# [SOURCE EXCERPT]
-- -- --

Last Updated on December 8, 2020 by ThoughtsStained
WARNING: SPOILERS ABOUND (for entire trilogy, just not first game) AFTER THIS SENTENCE. READ AT YOUR OWN PERIL.
I spent this afternoon frantically killing Saren/Sovereign before I had to go to work tonight. Last night, I stayed up until four in the morning, hyped up on adrenaline, as I fought in Virmire (dammit, Virmire). Even though I knew what was coming as it happened, after beating the game, I sat still, listening to the end credits song, wiping the remnants of threatening tears from my eyes.
BioWare is by far my favorite gaming studio. Mass Effect is one of my favorite gaming series of all time (right up there with Dragon Age ((also BioWare)), Skyrim, Witcher 3: The Wild Hunt, etc. etc.). Yet until this play through, I didn’t even realize what I had been missing!
Hint: a helluva lot.
You see, the first time I played Mass Effect, it was the first game I had ever played where a gun of some sort was your primary weapon. I had absolutely no idea how to aim a gun in a video game, let alone do it with accuracy and kill people. The amount of times I was taken to that red spinning screen with that damn music after I’ve been killed (you know what I’m talking about gamers) drove me nuts; almost to rage quit levels.
And this level of inaccuracy lasted throughout the entire trilogy.
Obviously, I got better, as I beat all the games. But I knew, especially in regards to the first one, that I wasn’t playing them to their full potential. I rushed through them, falling so desperately addicted to that story and those characters that I just wanted to find out what happened next. After I beat them all (and went through all the Kleenex in my house), I knew I’d have to go back and replay them, so I could truly appreciate what I missed due to my own ineptitude and impatience.
Here the highlights of Round Two:
Vanguard Versus Soldier:
I played as a Vanguard this time instead of a soldier, giving me some biotic abilities like Warping, Throwing and Lifting my enemies. I’m so glad I tried this out (I absolutely love the Lift ability), instead of sticking to what was familiar, like I usually do in repeat playthroughs. I also actually learned to do more with my weapons and abilities, trying things out, instead of frantically shooting everywhere and hoping I managed to nick a geth in the process before getting one-shot-murdered by a rocket launcher; or charged by a Krogan Warlord unexpectedly, screaming in surprise and dropping my controller; or panicking whenever those f-ing husks showed up and also dropping my controller, thus resulting in death.
(Thank goodness I got better.)

-- -- --

# [DATA EXTRACT]
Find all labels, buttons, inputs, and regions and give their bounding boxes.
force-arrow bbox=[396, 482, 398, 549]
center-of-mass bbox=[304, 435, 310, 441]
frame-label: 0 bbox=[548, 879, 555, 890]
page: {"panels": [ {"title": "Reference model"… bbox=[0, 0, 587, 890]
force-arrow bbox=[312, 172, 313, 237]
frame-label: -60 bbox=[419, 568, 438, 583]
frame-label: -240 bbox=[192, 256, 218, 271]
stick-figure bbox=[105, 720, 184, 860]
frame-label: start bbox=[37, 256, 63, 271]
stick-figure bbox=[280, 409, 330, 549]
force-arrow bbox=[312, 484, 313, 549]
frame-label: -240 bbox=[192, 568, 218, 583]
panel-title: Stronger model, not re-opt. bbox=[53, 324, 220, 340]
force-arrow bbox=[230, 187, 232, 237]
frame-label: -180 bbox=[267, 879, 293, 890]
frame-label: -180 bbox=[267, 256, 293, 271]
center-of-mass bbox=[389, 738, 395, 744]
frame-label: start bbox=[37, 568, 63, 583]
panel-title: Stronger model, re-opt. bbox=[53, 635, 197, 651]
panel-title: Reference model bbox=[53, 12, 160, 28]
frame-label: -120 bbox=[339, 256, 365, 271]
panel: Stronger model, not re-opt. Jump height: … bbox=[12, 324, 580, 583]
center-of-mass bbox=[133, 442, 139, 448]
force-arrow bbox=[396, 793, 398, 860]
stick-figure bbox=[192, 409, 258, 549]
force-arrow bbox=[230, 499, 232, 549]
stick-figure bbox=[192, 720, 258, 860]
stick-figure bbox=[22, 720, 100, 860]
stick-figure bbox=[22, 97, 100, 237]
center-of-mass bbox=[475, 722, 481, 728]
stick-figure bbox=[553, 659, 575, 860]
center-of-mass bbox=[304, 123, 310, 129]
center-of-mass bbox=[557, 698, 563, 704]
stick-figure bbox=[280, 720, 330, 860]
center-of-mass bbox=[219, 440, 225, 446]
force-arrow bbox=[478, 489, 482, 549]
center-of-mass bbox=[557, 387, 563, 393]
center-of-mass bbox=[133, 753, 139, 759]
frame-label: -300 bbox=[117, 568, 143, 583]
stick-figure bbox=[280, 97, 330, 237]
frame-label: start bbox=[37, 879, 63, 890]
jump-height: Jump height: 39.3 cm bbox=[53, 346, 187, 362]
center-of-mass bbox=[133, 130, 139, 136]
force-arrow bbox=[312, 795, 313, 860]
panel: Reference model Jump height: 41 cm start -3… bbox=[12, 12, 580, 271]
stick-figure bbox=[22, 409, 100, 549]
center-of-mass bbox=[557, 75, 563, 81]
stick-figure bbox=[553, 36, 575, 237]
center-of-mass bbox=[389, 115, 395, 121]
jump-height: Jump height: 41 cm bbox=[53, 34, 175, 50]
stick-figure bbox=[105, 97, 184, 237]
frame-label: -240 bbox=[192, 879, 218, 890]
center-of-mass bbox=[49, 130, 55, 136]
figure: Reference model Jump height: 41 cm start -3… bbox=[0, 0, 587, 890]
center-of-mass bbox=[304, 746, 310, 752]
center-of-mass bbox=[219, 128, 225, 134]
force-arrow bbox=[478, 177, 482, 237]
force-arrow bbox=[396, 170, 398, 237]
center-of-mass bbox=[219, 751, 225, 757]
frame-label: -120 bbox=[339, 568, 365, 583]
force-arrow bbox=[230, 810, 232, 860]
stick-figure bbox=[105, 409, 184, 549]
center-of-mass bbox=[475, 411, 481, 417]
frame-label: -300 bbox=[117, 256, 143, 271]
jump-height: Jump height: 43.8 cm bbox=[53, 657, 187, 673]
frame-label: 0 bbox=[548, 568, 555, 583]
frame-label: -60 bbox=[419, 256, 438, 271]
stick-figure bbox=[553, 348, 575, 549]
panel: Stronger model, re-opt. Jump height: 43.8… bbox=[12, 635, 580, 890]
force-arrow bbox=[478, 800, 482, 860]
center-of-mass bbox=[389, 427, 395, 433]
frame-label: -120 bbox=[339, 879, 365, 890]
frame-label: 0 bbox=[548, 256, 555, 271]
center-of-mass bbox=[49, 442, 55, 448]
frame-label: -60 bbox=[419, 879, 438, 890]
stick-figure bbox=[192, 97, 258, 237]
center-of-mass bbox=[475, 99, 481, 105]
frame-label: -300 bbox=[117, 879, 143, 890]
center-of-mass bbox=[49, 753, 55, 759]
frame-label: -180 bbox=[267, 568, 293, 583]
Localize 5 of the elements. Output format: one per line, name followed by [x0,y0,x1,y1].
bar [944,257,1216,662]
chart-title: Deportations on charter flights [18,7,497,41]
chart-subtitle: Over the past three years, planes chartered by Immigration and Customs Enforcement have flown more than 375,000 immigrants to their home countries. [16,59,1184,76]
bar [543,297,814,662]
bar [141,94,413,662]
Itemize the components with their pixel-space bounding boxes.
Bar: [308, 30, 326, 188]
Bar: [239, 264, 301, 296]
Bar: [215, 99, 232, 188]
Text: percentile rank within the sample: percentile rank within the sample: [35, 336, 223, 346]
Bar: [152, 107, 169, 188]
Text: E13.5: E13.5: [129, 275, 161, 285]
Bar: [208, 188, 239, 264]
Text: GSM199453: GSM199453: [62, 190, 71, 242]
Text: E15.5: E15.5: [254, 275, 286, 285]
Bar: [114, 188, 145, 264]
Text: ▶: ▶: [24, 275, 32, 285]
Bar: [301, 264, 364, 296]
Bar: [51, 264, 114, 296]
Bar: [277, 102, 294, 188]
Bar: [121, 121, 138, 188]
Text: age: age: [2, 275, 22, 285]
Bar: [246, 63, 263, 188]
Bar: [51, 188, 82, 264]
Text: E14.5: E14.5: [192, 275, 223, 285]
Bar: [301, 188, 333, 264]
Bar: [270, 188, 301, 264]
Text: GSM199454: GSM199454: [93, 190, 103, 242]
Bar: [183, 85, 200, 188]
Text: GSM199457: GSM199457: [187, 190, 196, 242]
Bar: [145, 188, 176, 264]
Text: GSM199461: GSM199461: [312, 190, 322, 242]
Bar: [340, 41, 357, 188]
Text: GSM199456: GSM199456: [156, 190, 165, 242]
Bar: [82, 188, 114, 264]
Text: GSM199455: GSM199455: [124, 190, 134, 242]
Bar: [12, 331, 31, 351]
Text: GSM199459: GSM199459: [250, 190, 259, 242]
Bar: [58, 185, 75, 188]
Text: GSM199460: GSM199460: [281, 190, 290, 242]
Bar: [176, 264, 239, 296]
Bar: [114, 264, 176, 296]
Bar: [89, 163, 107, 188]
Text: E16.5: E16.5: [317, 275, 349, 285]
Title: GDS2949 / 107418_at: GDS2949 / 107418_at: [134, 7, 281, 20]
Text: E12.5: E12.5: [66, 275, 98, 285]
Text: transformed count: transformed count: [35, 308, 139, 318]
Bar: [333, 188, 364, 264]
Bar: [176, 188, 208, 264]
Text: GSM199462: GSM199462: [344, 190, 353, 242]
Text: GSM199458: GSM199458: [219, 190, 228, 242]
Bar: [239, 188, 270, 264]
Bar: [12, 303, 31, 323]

-- -- --

# [WRITTEN EXERCISE 1]
Copy the rows from the first one through the row that contains "force-arrow bbox=[312, 172, 313, 237]".
# [WRITTEN EXERCISE 2]
Pick up the post about replaying Mass Effect and keep writing from the point where it ends.

# [WRITTEN RESPONSE 1]
Find all labels, buttons, inputs, and regions and give their bounding boxes.
force-arrow bbox=[396, 482, 398, 549]
center-of-mass bbox=[304, 435, 310, 441]
frame-label: 0 bbox=[548, 879, 555, 890]
page: {"panels": [ {"title": "Reference model"… bbox=[0, 0, 587, 890]
force-arrow bbox=[312, 172, 313, 237]

# [WRITTEN RESPONSE 2]
Paragon Versus Renegade:
I have this annoying habits in video games where I try to align my character’s moral compass as close to my actual moral compass as I can. So I was a full-fledged Paragon my first playthrough, flinching any time I stumbled upon a Renegade action. This time around, I wasn’t fooling. While I still maxed out as a Paragon, I wasn’t afraid to call people out on their shit. Take that, Udina! Piss off, deaf Council! (<– I was so tempted to not rescue them with the Alliance; damn Paragon mentality.) It was kinda fun, not going to lie. And I am stoked to rip Cerberus a new one in Mass Effect 2.
Hidden Gems:
I’m really bummed I can’t remember more of these as I was playing, because I know there were multiple times when I was like, “Dude, how did I miss that the first time!?” The best example was definitely during one of the infamous elevator rides before I had unlocked everything for Rapid Transit, and the Announcer-Dude over the intercom made a mention of a production of Hamlet to be done by the Elcor.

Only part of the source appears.